#### Passage given
[Start]
A Legacy of Legends: Colt Starting
- June 25, 2016
- Jenn Zeller
A diverse crowd of horsemen, from dressage riders, to ranch cowboys, to working buckaroos, descended on Ft. Worth Texas for the Legacy of Legends this past March. The Will Rogers Coliseum was the site of an event aimed at preserving and honoring the memory of Ray Hunt and Tom Dorrance, put on by Ray’s wife Carolyn; grandson Jaton Lord, and his student Buck Brannaman.
The three day event included demonstrations in colt starting, horsemanship in various events, and stock dog work. For many followers of Dorrance and Hunt, the colt starting was the penultimate demonstration. Seats near the arena couldn’t be found as two round pens full of aspiring young horsemen put the 1st and 2nd rides on previously un-started colts. Led by Brannaman, and assisted by Mark Schwarm, these colts were helped through what can be the most traumatic experience in the life of a young horse, some without even breaking a sweat.
This colt starting demonstration most exemplifies the revolution in handling horses started by Tom Dorrance and shown the world over by Ray Hunt. No longer are horses “broken” in the former sense of the word. The horse is regarded as at least an equal in a partnership, as the human works to improve their ability to communicate more effectively with the horse, rather than bend it to his will.
This year was exceptional, as Buck started a colt smoother than I’ve ever seen it done. Within 45 minutes he had that colt saddled, ready to pick him up off the fence, and was on him, swinging a rope and using the colt to move others in the pen.
[End]
#### Raw records
[Start]
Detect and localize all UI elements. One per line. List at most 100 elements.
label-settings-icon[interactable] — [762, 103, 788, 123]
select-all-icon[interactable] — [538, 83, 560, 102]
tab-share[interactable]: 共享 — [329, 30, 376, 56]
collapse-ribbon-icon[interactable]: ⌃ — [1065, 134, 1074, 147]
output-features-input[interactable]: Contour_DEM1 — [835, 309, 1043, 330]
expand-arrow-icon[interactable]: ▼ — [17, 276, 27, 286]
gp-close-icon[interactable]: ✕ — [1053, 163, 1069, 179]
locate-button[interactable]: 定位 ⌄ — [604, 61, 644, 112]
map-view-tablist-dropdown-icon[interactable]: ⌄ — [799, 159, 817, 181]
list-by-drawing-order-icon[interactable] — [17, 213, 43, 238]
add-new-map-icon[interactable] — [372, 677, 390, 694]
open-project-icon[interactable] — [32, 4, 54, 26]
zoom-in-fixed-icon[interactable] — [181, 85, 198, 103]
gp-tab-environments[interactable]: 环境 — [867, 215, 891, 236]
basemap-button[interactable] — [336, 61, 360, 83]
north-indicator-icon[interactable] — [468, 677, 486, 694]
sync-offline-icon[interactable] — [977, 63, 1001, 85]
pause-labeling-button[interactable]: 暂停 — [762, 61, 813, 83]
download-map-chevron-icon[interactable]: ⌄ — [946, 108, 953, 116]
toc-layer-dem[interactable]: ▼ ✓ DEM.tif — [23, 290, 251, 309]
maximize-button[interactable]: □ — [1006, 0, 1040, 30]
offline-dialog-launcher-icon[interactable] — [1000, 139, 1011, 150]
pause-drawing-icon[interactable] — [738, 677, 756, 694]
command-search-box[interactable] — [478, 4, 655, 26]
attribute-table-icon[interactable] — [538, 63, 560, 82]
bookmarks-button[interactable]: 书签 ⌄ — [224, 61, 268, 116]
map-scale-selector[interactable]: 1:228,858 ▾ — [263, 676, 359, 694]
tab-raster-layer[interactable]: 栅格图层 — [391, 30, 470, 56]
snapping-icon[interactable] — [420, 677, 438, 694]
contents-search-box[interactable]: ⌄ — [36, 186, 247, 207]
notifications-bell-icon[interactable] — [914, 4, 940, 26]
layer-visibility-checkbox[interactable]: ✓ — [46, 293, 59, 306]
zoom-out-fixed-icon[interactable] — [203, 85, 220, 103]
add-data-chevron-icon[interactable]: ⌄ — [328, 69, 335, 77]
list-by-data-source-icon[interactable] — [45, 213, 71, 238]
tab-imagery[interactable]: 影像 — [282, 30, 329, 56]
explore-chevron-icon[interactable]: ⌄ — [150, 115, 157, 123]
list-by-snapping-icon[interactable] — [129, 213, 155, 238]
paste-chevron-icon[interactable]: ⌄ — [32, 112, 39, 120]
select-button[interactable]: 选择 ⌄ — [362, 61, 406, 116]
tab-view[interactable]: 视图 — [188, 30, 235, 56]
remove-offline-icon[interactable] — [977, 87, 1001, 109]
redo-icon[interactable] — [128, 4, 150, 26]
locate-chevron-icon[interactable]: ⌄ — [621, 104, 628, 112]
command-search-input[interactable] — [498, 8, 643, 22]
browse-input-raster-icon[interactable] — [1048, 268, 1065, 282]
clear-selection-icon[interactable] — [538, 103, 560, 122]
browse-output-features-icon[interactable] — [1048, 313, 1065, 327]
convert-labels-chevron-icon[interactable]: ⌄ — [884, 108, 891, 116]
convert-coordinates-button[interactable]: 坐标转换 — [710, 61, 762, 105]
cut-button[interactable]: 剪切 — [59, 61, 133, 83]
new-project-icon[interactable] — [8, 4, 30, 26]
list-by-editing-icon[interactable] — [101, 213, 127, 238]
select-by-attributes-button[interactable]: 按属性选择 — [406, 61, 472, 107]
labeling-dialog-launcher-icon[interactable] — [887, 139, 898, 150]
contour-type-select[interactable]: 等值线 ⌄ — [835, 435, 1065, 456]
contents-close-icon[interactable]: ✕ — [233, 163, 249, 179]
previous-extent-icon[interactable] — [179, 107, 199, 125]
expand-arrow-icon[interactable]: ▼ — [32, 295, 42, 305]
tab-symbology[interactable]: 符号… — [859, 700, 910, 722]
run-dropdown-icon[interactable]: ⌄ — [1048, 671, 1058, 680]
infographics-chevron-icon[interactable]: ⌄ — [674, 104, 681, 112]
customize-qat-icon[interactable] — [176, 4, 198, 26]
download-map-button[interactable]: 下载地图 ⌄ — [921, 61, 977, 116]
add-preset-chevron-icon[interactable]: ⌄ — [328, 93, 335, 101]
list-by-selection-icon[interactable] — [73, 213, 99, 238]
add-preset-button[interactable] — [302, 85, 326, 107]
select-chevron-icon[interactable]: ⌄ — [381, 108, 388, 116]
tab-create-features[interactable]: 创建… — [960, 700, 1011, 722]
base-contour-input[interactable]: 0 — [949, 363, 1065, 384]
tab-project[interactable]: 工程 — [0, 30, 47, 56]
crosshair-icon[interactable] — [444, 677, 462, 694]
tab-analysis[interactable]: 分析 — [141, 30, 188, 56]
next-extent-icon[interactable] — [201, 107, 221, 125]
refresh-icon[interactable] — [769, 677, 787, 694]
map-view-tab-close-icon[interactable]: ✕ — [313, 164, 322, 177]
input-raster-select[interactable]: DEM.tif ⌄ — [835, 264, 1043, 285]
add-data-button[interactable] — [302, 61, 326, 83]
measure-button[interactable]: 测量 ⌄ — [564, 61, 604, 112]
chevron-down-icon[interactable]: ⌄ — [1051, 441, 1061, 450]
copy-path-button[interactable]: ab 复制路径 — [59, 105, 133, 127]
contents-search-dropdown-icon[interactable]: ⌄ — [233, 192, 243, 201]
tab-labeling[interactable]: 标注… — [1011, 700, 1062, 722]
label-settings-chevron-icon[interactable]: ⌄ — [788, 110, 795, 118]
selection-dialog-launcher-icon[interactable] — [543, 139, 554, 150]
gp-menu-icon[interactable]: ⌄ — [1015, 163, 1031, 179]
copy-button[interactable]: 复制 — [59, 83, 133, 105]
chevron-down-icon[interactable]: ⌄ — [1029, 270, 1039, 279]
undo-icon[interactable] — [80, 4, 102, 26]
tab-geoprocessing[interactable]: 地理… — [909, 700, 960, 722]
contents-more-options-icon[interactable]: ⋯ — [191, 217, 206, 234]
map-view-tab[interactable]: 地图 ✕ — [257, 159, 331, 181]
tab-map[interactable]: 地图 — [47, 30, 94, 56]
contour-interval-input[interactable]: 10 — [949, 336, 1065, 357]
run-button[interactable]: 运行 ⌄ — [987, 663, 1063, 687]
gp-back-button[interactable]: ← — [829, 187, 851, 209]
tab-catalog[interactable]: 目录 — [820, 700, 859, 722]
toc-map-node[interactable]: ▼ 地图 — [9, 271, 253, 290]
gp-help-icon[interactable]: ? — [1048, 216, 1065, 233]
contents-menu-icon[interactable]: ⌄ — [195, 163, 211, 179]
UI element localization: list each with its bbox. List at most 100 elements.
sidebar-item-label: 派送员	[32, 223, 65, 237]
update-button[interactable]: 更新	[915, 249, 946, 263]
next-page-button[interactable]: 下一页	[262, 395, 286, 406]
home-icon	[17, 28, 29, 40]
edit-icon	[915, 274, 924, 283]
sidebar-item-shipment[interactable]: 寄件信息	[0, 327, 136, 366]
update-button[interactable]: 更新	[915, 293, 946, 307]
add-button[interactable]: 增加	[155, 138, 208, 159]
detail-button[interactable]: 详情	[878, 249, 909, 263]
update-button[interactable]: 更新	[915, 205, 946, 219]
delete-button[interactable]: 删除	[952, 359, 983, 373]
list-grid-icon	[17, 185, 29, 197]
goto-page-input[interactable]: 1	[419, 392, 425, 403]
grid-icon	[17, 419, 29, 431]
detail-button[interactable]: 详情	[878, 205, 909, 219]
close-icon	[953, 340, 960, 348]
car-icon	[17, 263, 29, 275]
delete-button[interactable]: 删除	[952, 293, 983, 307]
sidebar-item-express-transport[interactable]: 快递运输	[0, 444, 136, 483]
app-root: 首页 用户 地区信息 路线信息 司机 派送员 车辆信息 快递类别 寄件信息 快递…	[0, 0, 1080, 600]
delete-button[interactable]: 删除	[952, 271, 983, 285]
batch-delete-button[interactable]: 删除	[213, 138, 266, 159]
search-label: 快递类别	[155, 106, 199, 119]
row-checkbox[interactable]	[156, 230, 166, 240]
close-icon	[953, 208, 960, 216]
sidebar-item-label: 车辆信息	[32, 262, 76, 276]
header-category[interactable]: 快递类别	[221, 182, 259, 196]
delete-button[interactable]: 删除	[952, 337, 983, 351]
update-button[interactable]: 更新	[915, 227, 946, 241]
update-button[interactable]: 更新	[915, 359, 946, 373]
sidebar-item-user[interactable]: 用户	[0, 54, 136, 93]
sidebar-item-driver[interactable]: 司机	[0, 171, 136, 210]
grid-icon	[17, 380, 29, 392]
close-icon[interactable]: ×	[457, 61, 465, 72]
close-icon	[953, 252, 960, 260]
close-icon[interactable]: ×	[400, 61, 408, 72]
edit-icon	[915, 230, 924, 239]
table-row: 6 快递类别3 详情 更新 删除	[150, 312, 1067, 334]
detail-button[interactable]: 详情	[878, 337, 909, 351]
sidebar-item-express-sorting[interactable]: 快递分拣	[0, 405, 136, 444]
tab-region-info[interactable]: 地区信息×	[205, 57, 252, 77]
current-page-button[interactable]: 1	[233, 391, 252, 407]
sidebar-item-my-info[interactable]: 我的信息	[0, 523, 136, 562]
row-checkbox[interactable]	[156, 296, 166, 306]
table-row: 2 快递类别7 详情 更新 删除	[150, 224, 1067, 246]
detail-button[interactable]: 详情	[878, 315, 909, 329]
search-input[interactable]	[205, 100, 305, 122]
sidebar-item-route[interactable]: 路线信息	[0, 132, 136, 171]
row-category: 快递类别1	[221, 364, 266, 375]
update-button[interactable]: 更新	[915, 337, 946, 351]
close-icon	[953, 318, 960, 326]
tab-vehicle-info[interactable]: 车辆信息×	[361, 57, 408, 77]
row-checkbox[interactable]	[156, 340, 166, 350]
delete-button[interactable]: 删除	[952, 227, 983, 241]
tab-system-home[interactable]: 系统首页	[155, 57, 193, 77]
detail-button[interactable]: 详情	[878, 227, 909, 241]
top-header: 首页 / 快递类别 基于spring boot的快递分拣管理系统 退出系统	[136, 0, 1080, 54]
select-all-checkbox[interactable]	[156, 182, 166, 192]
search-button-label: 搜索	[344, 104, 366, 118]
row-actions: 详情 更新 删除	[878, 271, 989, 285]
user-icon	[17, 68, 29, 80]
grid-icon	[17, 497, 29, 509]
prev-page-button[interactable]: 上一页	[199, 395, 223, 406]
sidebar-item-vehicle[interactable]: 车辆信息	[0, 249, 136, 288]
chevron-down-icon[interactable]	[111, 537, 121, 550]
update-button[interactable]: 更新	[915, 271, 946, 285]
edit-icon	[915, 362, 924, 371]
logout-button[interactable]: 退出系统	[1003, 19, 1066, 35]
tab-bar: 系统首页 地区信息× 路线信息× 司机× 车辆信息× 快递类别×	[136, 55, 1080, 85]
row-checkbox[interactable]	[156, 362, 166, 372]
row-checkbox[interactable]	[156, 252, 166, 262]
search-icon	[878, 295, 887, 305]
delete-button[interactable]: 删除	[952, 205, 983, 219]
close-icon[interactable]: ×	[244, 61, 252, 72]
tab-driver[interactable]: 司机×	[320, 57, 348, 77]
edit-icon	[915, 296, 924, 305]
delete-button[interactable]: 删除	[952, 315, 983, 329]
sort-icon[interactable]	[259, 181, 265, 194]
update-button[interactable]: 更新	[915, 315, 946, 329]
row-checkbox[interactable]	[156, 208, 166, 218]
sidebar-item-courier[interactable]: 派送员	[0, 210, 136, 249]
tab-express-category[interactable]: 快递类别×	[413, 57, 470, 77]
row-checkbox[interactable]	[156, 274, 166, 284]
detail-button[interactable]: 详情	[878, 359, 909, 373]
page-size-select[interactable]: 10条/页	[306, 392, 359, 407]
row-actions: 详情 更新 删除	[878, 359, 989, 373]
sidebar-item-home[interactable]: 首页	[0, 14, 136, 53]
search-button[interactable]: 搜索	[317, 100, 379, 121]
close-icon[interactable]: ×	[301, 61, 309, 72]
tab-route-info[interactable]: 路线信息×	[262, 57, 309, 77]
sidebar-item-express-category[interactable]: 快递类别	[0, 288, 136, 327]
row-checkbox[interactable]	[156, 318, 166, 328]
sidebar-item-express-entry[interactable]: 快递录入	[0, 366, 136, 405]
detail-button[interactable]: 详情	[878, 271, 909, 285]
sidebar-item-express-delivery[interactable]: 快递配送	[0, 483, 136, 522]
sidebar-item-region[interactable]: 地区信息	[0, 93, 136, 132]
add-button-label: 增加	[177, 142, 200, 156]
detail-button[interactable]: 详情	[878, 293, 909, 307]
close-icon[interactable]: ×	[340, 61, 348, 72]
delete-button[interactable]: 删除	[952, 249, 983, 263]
[End]
#### Aim
Pick up the account of the Legacy of Legends colt starting demonstration after its last sentence and continue it.

#### Task output
Starting a colt and keeping them “this” side of bothered is a skill that I think we’d all agree we’d like to gain. I never want to see a horse buck or fuss, and in fact, feel like I’ve failed them if they feel the need to protect themselves in such a way. I’d like them to realize the saddle is just an extension of them, and that there’s no need to be bothered.
The horse is never wrong. In fact, they can only do one of two things at any given time: what they think we want them to do, or what they feel like they need to do to survive or defend themselves in the moment. So you “start” a colt by helping him learn what you’re asking. You don’t break him to mold him to your will.
In the case of a horse becoming troubled, you’ll see handlers helping them through it, rubbing them, and supporting them (whatever that support may entail). Never will you see them jerked on, tugged on or punished for needing to express themselves. And a timeframe isn’t imposed, so the horses can learn at the speed they’re comfortable with. Some may be out of the round pen the first day, and some may not be out of the round pen at all in the three day period. Teaching the horse to learn and accept you as part of their lives is the utmost concern at this event and in this style of horsemanship.
To learn more about the event please visit http://alegacyoflegends.com.
About Jenn Zeller
Jenn Zeller is the creative mind and boss lady behind The South Dakota Cowgirl. She is an aspiring horsewoman, photographer, brilliant social media strategist and lover of all things western. After a brief career in the investment world to support her horse habit (and satisfy her...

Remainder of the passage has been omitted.